— begin Page text —

If you build the project you will see the default test shown in the Test Explorer window:

Visual Studio Test Explorer

Adding a Controller Test

First, to get access to the controllers in the ASP.NET Core MVC application, add a reference to the web project from the test project. An instance of a controller can now be created in the test method:

var sut = new WebApplication1.Controllers.HomeController();

We can now call methods (actions) on the controller and verify the results. As a simple example, we can check that the Index method result is a view:

[Fact]
public void Test1()
{
    HomeController sut = new WebApplication1.Controllers.HomeController();

    IActionResult result = sut.Index();

    Assert.IsType<ViewResult>(result);
}

There are many different ways to test the results of controllers, including the ability to simulate model errors or using Moq mock objects as controller constructor dependencies.

The following code shows an excerpt from a controller and a test that examines the view's model that was returned:

public class PersonViewModel
{
    public string Name { get; set; }
}

public IActionResult Person()
{
    PersonViewModel viewModel = new PersonViewModel
    {
        Name = "Amrit"
    };

    return View(viewModel);
}
[Fact]
public void Test2()
{
    HomeController sut = new WebApplication1.Controllers.HomeController();

    IActionResult result = sut.Person();

    ViewResult viewResult = Assert.IsType<ViewResult>(result);

    PersonViewModel model = Assert.IsType<PersonViewModel>(viewResult.Model);

    Assert.Equal("Amrit", model.Name);
}

To learn how to get started testing ASP.NET Core MVC applications check out my ASP.NET Core MVC Testing Fundamentals Pluralsight course.

— end Page text —
— begin Data extract —

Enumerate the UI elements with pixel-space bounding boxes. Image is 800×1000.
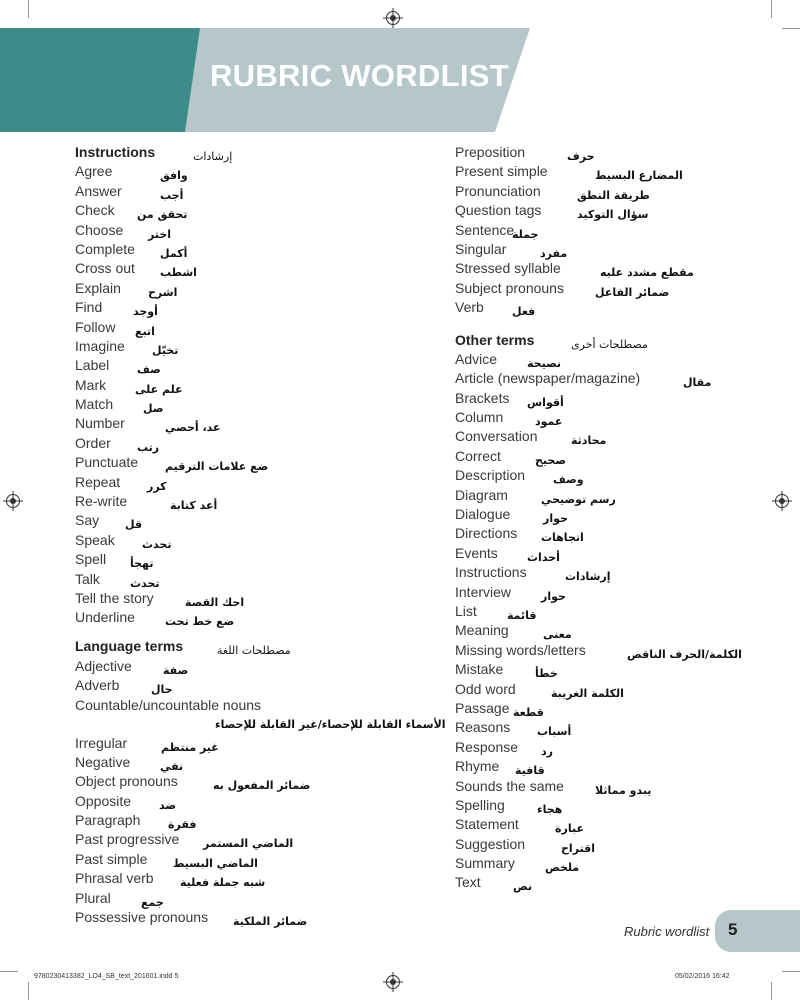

— end Data extract —

Stated problem 1
Answer these questions from the controller-testing text:
(a) What reference must be added to the test project to get access to the controllers?
(b) In Test1, what type is the result of the Index method asserted to be?
(c) In Test2, what value is the model's Name expected to equal?
Stated problem 2
Quote the controller-testing text starting at "IActionResult result = sut.Index();" and ending at "controller constructor dependencies.".

Worked solution 1
(a) A reference to the web project.
(b) ViewResult.
(c) "Amrit".

Worked solution 2
IActionResult result = sut.Index();

    Assert.IsType<ViewResult>(result);
}

There are many different ways to test the results of controllers, including the ability to simulate model errors or using Moq mock objects as controller constructor dependencies.